### SHORT PROBLEM
Determine how many lines of the records include "Cette", and answer with the number alone.

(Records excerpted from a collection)
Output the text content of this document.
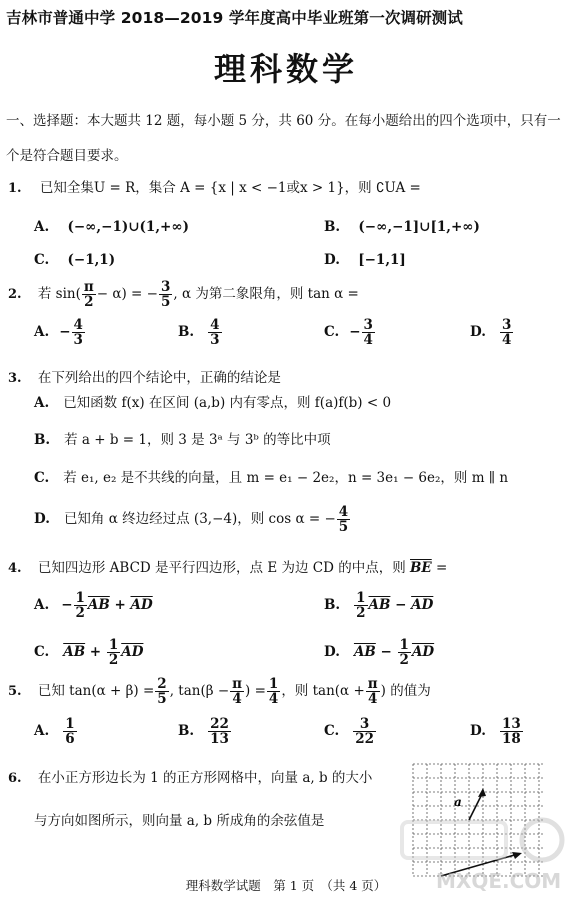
吉林市普通中学 2018—2019 学年度高中毕业班第一次调研测试
理科数学
一、选择题：本大题共 12 题，每小题 5 分，共 60 分。在每小题给出的四个选项中，只有一个是符合题目要求。
1. 已知全集U = R，集合 A = {x | x < −1或x > 1}，则 ∁UA =
A. (−∞,−1)∪(1,+∞)	B. (−∞,−1]∪[1,+∞)
C. (−1,1)	D. [−1,1]
2. 若 $\sin( \frac{\pi}{2} - \alpha)$ = − $\frac{3}{5}$ , α 为第二象限角，则 tan α =
A. − $\frac{4}{3}$	B. $\frac{4}{3}$	C. − $\frac{3}{4}$	D. $\frac{3}{4}$
3. 在下列给出的四个结论中，正确的结论是
A. 已知函数 f(x) 在区间 (a,b) 内有零点，则 f(a)f(b) < 0
B. 若 a + b = 1，则 3 是 3ᵃ 与 3ᵇ 的等比中项
C. 若 e₁, e₂ 是不共线的向量，且 m = e₁ − 2e₂，n = 3e₁ − 6e₂，则 m ∥ n
D. 已知角 α 终边经过点 (3,−4)，则 cos α = − $\frac{4}{5}$
4. 已知四边形 ABCD 是平行四边形，点 E 为边 CD 的中点，则 $\overline{BE}$ =
A. − $\frac{1}{2} \overline{AB} + \overline{AD}$	B. $\frac{1}{2} \overline{AB} - \overline{AD}$
C. $\overline{AB} + \frac{1}{2} \overline{AD}$	D. $\overline{AB} - \frac{1}{2} \overline{AD}$
5. 已知 $\tan(\alpha + \beta) = \frac{2}{5}$ , $\tan(\beta - \frac{\pi}{4}$ ) = $\frac{1}{4}$ ，则 $\tan(\alpha + \frac{\pi}{4}$ ) 的值为
A. $\frac{1}{6}$	B. $\frac{22}{13}$	C. $\frac{3}{22}$	D. $\frac{13}{18}$
6. 在小正方形边长为 1 的正方形网格中，向量 a, b 的大小
与方向如图所示，则向量 a, b 所成角的余弦值是
a
理科数学试题　第 1 页　（共 4 页）	MXQE.COM
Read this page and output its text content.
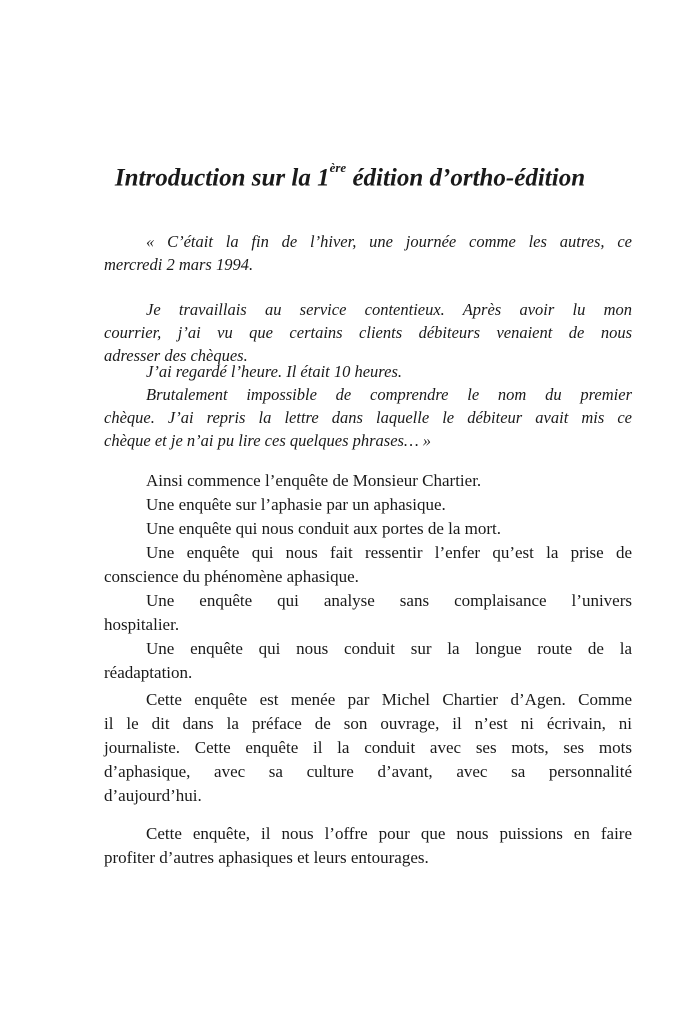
Introduction sur la 1ère édition d’ortho-édition
« C’était la fin de l’hiver, une journée comme les autres, ce
mercredi 2 mars 1994.
Je travaillais au service contentieux. Après avoir lu mon
courrier, j’ai vu que certains clients débiteurs venaient de nous
adresser des chèques.
J’ai regardé l’heure. Il était 10 heures.
Brutalement impossible de comprendre le nom du premier
chèque. J’ai repris la lettre dans laquelle le débiteur avait mis ce
chèque et je n’ai pu lire ces quelques phrases… »
Ainsi commence l’enquête de Monsieur Chartier.
Une enquête sur l’aphasie par un aphasique.
Une enquête qui nous conduit aux portes de la mort.
Une enquête qui nous fait ressentir l’enfer qu’est la prise de
conscience du phénomène aphasique.
Une enquête qui analyse sans complaisance l’univers
hospitalier.
Une enquête qui nous conduit sur la longue route de la
réadaptation.
Cette enquête est menée par Michel Chartier d’Agen. Comme
il le dit dans la préface de son ouvrage, il n’est ni écrivain, ni
journaliste. Cette enquête il la conduit avec ses mots, ses mots
d’aphasique, avec sa culture d’avant, avec sa personnalité
d’aujourd’hui.
Cette enquête, il nous l’offre pour que nous puissions en faire
profiter d’autres aphasiques et leurs entourages.
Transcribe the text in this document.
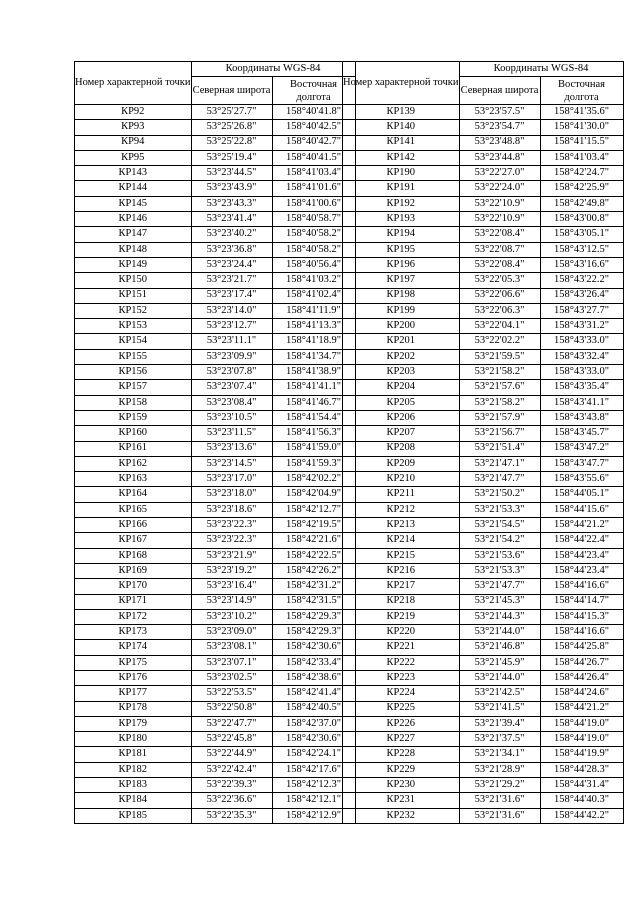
Номер характерной точки	Координаты WGS-84	
	Северная широта	Восточная долгота
КР92	53°25'27.7"	158°40'41.8"
КР93	53°25'26.8"	158°40'42.5"
КР94	53°25'22.8"	158°40'42.7"
КР95	53°25'19.4"	158°40'41.5"
КР143	53°23'44.5"	158°41'03.4"
КР144	53°23'43.9"	158°41'01.6"
КР145	53°23'43.3"	158°41'00.6"
КР146	53°23'41.4"	158°40'58.7"
КР147	53°23'40.2"	158°40'58.2"
КР148	53°23'36.8"	158°40'58.2"
КР149	53°23'24.4"	158°40'56.4"
КР150	53°23'21.7"	158°41'03.2"
КР151	53°23'17.4"	158°41'02.4"
КР152	53°23'14.0"	158°41'11.9"
КР153	53°23'12.7"	158°41'13.3"
КР154	53°23'11.1"	158°41'18.9"
КР155	53°23'09.9"	158°41'34.7"
КР156	53°23'07.8"	158°41'38.9"
КР157	53°23'07.4"	158°41'41.1"
КР158	53°23'08.4"	158°41'46.7"
КР159	53°23'10.5"	158°41'54.4"
КР160	53°23'11.5"	158°41'56.3"
КР161	53°23'13.6"	158°41'59.0"
КР162	53°23'14.5"	158°41'59.3"
КР163	53°23'17.0"	158°42'02.2"
КР164	53°23'18.0"	158°42'04.9"
КР165	53°23'18.6"	158°42'12.7"
КР166	53°23'22.3"	158°42'19.5"
КР167	53°23'22.3"	158°42'21.6"
КР168	53°23'21.9"	158°42'22.5"
КР169	53°23'19.2"	158°42'26.2"
КР170	53°23'16.4"	158°42'31.2"
КР171	53°23'14.9"	158°42'31.5"
КР172	53°23'10.2"	158°42'29.3"
КР173	53°23'09.0"	158°42'29.3"
КР174	53°23'08.1"	158°42'30.6"
КР175	53°23'07.1"	158°42'33.4"
КР176	53°23'02.5"	158°42'38.6"
КР177	53°22'53.5"	158°42'41.4"
КР178	53°22'50.8"	158°42'40.5"
КР179	53°22'47.7"	158°42'37.0"
КР180	53°22'45.8"	158°42'30.6"
КР181	53°22'44.9"	158°42'24.1"
КР182	53°22'42.4"	158°42'17.6"
КР183	53°22'39.3"	158°42'12.3"
КР184	53°22'36.6"	158°42'12.1"
КР185	53°22'35.3"	158°42'12.9"
Номер характерной точки	Координаты WGS-84	
	Северная широта	Восточная долгота
КР139	53°23'57.5"	158°41'35.6"
КР140	53°23'54.7"	158°41'30.0"
КР141	53°23'48.8"	158°41'15.5"
КР142	53°23'44.8"	158°41'03.4"
КР190	53°22'27.0"	158°42'24.7"
КР191	53°22'24.0"	158°42'25.9"
КР192	53°22'10.9"	158°42'49.8"
КР193	53°22'10.9"	158°43'00.8"
КР194	53°22'08.4"	158°43'05.1"
КР195	53°22'08.7"	158°43'12.5"
КР196	53°22'08.4"	158°43'16.6"
КР197	53°22'05.3"	158°43'22.2"
КР198	53°22'06.6"	158°43'26.4"
КР199	53°22'06.3"	158°43'27.7"
КР200	53°22'04.1"	158°43'31.2"
КР201	53°22'02.2"	158°43'33.0"
КР202	53°21'59.5"	158°43'32.4"
КР203	53°21'58.2"	158°43'33.0"
КР204	53°21'57.6"	158°43'35.4"
КР205	53°21'58.2"	158°43'41.1"
КР206	53°21'57.9"	158°43'43.8"
КР207	53°21'56.7"	158°43'45.7"
КР208	53°21'51.4"	158°43'47.2"
КР209	53°21'47.1"	158°43'47.7"
КР210	53°21'47.7"	158°43'55.6"
КР211	53°21'50.2"	158°44'05.1"
КР212	53°21'53.3"	158°44'15.6"
КР213	53°21'54.5"	158°44'21.2"
КР214	53°21'54.2"	158°44'22.4"
КР215	53°21'53.6"	158°44'23.4"
КР216	53°21'53.3"	158°44'23.4"
КР217	53°21'47.7"	158°44'16.6"
КР218	53°21'45.3"	158°44'14.7"
КР219	53°21'44.3"	158°44'15.3"
КР220	53°21'44.0"	158°44'16.6"
КР221	53°21'46.8"	158°44'25.8"
КР222	53°21'45.9"	158°44'26.7"
КР223	53°21'44.0"	158°44'26.4"
КР224	53°21'42.5"	158°44'24.6"
КР225	53°21'41.5"	158°44'21.2"
КР226	53°21'39.4"	158°44'19.0"
КР227	53°21'37.5"	158°44'19.0"
КР228	53°21'34.1"	158°44'19.9"
КР229	53°21'28.9"	158°44'28.3"
КР230	53°21'29.2"	158°44'31.4"
КР231	53°21'31.6"	158°44'40.3"
КР232	53°21'31.6"	158°44'42.2"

### THE ANSWER
3